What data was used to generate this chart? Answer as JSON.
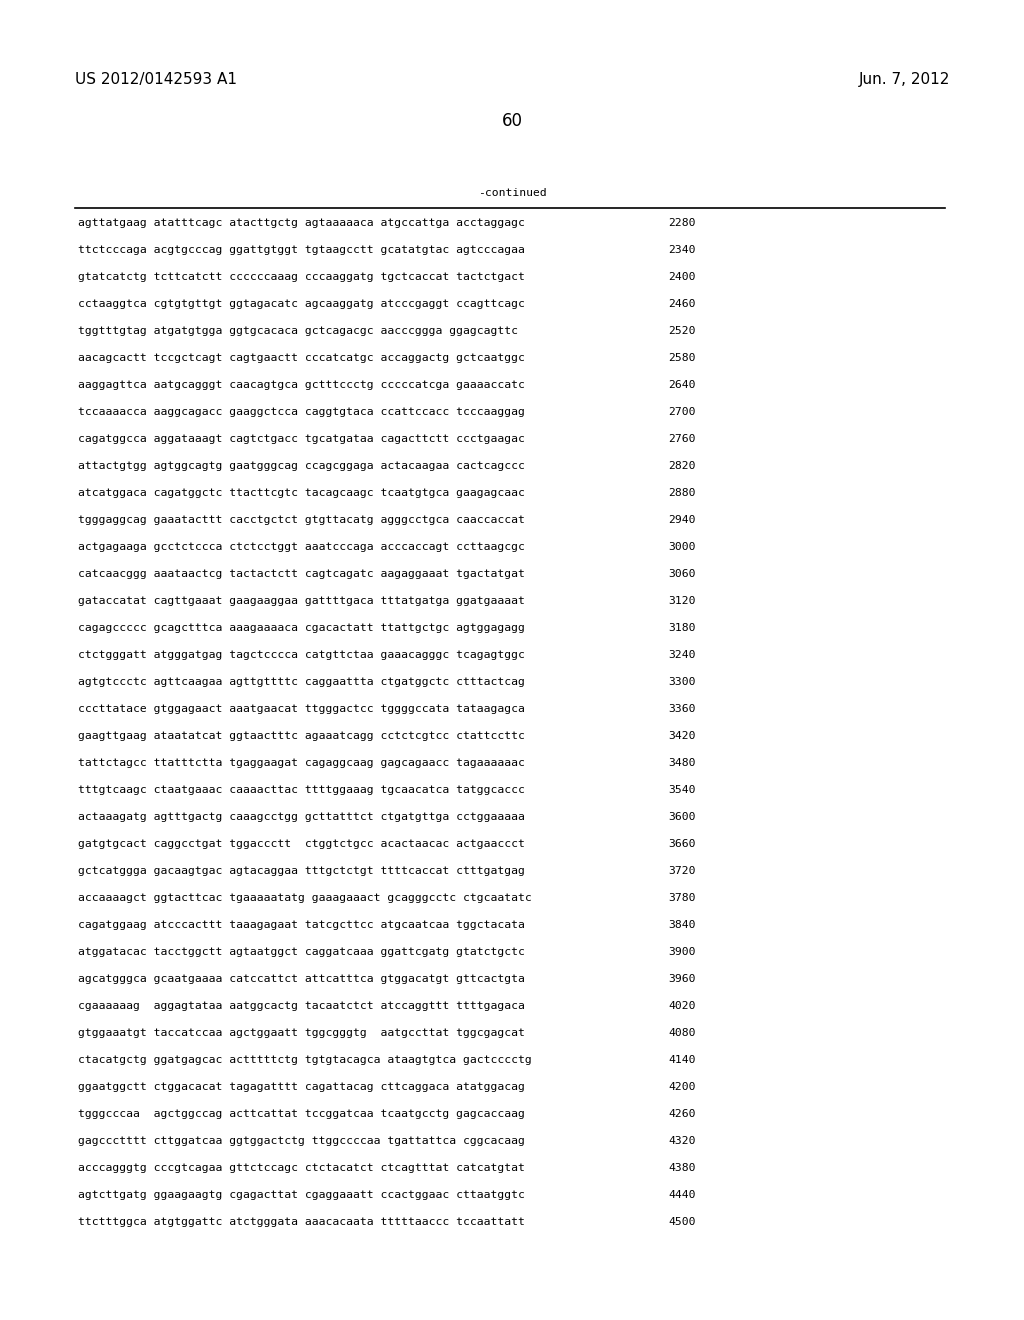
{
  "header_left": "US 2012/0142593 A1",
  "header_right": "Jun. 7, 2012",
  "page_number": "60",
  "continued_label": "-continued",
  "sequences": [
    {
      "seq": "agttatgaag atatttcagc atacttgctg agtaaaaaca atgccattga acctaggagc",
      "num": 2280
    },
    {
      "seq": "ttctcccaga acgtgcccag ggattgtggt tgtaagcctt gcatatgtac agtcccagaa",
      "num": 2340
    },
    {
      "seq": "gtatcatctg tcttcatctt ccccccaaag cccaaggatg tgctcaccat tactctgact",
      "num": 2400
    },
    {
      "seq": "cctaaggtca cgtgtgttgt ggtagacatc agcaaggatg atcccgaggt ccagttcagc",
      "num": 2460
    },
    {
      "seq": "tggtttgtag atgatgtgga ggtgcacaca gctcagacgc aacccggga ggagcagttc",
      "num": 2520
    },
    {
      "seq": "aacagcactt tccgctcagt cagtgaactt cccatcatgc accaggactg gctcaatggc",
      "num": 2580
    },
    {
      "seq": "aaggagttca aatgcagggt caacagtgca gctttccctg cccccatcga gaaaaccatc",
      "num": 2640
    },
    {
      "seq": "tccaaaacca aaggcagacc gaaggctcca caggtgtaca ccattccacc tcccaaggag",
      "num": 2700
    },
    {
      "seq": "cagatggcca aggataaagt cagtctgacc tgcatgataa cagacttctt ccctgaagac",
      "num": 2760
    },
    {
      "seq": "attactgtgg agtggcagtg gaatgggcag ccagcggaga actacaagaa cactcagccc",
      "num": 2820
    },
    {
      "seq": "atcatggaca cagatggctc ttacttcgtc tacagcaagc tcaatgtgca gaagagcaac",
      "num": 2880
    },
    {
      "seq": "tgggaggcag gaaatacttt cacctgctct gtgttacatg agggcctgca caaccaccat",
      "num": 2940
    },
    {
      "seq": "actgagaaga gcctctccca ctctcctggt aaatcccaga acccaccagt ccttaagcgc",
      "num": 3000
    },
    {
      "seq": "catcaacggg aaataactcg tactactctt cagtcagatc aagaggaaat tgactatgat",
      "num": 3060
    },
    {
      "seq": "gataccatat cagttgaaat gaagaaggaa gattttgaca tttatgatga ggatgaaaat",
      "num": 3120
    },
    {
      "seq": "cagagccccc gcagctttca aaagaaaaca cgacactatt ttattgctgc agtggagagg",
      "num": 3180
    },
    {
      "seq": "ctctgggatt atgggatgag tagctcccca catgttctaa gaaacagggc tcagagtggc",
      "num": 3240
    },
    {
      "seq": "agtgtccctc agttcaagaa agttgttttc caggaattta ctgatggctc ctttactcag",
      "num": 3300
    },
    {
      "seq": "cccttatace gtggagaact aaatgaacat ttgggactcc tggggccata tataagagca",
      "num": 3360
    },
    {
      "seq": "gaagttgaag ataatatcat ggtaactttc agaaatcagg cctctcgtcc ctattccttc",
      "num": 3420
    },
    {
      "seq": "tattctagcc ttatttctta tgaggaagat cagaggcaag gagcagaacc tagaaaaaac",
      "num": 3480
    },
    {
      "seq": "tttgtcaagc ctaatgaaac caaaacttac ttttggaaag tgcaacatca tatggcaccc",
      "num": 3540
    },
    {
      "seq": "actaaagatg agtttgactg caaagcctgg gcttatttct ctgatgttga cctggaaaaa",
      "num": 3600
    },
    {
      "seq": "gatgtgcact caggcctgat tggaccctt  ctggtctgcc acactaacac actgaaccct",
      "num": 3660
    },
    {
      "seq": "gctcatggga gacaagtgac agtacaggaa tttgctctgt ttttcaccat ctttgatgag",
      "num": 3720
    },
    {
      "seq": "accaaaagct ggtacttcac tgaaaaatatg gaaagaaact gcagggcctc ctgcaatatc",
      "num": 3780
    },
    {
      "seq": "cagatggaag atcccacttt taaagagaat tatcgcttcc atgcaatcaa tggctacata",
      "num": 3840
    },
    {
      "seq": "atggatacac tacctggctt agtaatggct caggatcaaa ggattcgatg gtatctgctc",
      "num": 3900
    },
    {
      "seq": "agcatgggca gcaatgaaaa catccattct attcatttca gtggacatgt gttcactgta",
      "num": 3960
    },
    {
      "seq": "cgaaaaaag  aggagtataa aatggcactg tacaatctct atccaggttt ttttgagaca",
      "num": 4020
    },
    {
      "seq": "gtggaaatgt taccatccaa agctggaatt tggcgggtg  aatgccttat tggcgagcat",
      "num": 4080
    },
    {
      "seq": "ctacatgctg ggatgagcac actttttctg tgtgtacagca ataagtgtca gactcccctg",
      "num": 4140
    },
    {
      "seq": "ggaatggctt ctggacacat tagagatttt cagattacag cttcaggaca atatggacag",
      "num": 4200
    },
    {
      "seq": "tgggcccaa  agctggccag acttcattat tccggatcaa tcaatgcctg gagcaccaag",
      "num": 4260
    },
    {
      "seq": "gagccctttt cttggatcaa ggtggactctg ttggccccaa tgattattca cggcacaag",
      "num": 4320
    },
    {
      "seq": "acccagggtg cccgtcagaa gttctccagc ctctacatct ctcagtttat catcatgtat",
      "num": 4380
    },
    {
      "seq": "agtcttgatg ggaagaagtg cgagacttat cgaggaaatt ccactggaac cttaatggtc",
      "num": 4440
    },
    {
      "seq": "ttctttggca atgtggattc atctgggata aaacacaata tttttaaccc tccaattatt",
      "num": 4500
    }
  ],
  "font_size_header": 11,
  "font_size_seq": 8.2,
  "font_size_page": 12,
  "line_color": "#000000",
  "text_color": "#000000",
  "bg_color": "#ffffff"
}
* * *
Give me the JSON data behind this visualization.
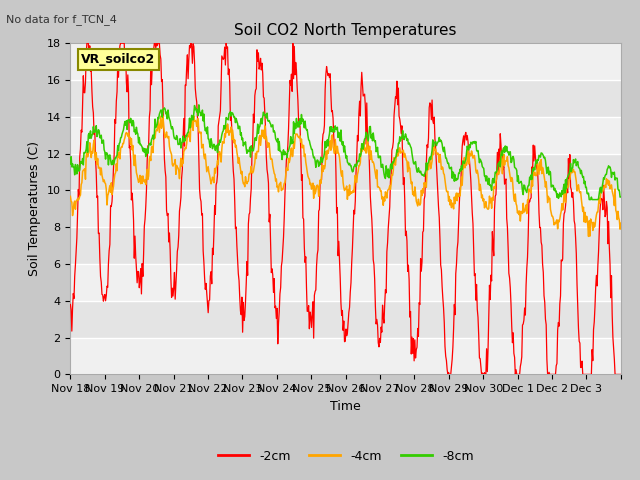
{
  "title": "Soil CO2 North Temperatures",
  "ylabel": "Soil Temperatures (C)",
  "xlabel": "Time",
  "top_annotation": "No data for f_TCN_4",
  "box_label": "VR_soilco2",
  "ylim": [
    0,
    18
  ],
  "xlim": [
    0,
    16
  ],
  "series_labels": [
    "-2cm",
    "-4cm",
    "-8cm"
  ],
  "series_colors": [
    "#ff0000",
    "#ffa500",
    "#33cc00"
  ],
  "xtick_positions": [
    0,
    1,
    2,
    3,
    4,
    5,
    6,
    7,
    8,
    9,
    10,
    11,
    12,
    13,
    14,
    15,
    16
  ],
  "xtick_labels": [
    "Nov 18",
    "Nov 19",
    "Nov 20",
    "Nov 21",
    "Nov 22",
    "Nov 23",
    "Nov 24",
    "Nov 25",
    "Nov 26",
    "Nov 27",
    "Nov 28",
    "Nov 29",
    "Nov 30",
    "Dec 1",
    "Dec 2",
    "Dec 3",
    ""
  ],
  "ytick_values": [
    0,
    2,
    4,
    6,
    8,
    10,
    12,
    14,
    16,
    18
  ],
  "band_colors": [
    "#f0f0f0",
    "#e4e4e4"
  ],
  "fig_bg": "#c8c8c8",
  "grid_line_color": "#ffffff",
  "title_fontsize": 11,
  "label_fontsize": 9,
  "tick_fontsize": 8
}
==
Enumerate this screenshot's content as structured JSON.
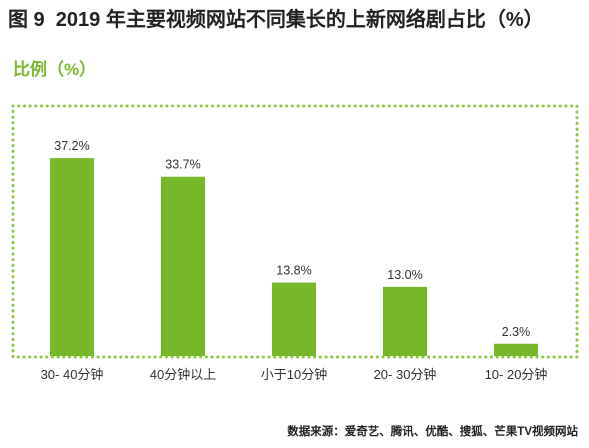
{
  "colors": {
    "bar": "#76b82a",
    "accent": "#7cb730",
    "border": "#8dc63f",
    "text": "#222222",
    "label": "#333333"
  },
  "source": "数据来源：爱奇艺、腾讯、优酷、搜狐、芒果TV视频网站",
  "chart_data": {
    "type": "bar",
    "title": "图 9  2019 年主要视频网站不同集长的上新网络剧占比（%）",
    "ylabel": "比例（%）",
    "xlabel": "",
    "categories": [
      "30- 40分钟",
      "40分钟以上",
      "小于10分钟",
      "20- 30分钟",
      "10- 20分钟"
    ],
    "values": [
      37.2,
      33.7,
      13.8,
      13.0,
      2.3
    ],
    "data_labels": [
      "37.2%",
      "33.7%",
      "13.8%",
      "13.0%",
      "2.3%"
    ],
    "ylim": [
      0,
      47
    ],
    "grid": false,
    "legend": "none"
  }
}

_Objective_
Search the records above for "ylabel". Copy each line where it is found.

_Written answer_
  "ylabel": "Soil Temperatures (C)",
    "ylabel": "比例（%）",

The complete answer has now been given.